▶ _DIRECTION_: Copy out all the data, word for word.
______
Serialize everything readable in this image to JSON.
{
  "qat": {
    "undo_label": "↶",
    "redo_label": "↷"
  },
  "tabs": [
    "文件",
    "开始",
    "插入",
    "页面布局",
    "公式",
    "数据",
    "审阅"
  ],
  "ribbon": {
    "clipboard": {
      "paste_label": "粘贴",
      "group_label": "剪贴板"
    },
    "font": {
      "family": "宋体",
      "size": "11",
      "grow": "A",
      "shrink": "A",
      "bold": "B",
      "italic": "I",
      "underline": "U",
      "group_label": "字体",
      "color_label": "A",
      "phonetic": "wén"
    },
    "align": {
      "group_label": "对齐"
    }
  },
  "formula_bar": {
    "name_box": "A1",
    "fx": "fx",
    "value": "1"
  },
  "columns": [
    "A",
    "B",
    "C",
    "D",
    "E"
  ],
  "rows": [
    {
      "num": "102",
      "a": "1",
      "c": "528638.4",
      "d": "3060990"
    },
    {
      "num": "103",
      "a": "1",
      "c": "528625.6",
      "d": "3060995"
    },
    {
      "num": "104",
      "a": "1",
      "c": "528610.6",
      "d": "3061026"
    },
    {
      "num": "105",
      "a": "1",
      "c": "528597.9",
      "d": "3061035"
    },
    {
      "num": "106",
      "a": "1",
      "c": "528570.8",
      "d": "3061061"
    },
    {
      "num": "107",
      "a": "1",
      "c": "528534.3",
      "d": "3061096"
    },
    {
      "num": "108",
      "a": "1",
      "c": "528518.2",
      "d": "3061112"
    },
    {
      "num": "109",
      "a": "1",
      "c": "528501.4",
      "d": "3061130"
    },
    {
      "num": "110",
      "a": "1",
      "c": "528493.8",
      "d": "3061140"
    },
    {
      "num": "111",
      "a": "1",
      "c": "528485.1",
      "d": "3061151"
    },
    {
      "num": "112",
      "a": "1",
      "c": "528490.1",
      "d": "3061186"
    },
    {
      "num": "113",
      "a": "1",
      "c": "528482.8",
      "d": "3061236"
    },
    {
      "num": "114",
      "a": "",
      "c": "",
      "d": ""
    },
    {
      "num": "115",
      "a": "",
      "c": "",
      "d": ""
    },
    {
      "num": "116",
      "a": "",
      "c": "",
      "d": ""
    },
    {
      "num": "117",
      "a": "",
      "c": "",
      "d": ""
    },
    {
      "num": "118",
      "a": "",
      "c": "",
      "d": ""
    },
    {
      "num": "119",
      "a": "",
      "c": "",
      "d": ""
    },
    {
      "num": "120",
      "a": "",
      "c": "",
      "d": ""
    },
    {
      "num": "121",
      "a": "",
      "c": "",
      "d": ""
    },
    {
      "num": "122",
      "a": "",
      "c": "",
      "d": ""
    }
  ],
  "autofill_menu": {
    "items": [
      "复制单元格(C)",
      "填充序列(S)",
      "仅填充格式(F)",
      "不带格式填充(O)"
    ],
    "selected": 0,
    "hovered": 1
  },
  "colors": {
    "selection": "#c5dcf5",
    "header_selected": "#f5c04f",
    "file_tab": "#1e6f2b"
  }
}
______
▶ _COMPLETE RESPONSE_:
Serialize everything readable in this image to JSON.
{
  "qat": {
    "undo_label": "↶",
    "redo_label": "↷"
  },
  "tabs": [
    "文件",
    "开始",
    "插入",
    "页面布局",
    "公式",
    "数据",
    "审阅"
  ],
  "ribbon": {
    "clipboard": {
      "paste_label": "粘贴",
      "group_label": "剪贴板"
    },
    "font": {
      "family": "宋体",
      "size": "11",
      "grow": "A",
      "shrink": "A",
      "bold": "B",
      "italic": "I",
      "underline": "U",
      "group_label": "字体",
      "color_label": "A",
      "phonetic": "wén"
    },
    "align": {
      "group_label": "对齐"
    }
  },
  "formula_bar": {
    "name_box": "A1",
    "fx": "fx",
    "value": "1"
  },
  "columns": [
    "A",
    "B",
    "C",
    "D",
    "E"
  ],
  "rows": [
    {
      "num": "102",
      "a": "1",
      "c": "528638.4",
      "d": "3060990"
    },
    {
      "num": "103",
      "a": "1",
      "c": "528625.6",
      "d": "3060995"
    },
    {
      "num": "104",
      "a": "1",
      "c": "528610.6",
      "d": "3061026"
    },
    {
      "num": "105",
      "a": "1",
      "c": "528597.9",
      "d": "3061035"
    },
    {
      "num": "106",
      "a": "1",
      "c": "528570.8",
      "d": "3061061"
    },
    {
      "num": "107",
      "a": "1",
      "c": "528534.3",
      "d": "3061096"
    },
    {
      "num": "108",
      "a": "1",
      "c": "528518.2",
      "d": "3061112"
    },
    {
      "num": "109",
      "a": "1",
      "c": "528501.4",
      "d": "3061130"
    },
    {
      "num": "110",
      "a": "1",
      "c": "528493.8",
      "d": "3061140"
    },
    {
      "num": "111",
      "a": "1",
      "c": "528485.1",
      "d": "3061151"
    },
    {
      "num": "112",
      "a": "1",
      "c": "528490.1",
      "d": "3061186"
    },
    {
      "num": "113",
      "a": "1",
      "c": "528482.8",
      "d": "3061236"
    },
    {
      "num": "114",
      "a": "",
      "c": "",
      "d": ""
    },
    {
      "num": "115",
      "a": "",
      "c": "",
      "d": ""
    },
    {
      "num": "116",
      "a": "",
      "c": "",
      "d": ""
    },
    {
      "num": "117",
      "a": "",
      "c": "",
      "d": ""
    },
    {
      "num": "118",
      "a": "",
      "c": "",
      "d": ""
    },
    {
      "num": "119",
      "a": "",
      "c": "",
      "d": ""
    },
    {
      "num": "120",
      "a": "",
      "c": "",
      "d": ""
    },
    {
      "num": "121",
      "a": "",
      "c": "",
      "d": ""
    },
    {
      "num": "122",
      "a": "",
      "c": "",
      "d": ""
    }
  ],
  "autofill_menu": {
    "items": [
      "复制单元格(C)",
      "填充序列(S)",
      "仅填充格式(F)",
      "不带格式填充(O)"
    ],
    "selected": 0,
    "hovered": 1
  },
  "colors": {
    "selection": "#c5dcf5",
    "header_selected": "#f5c04f",
    "file_tab": "#1e6f2b"
  }
}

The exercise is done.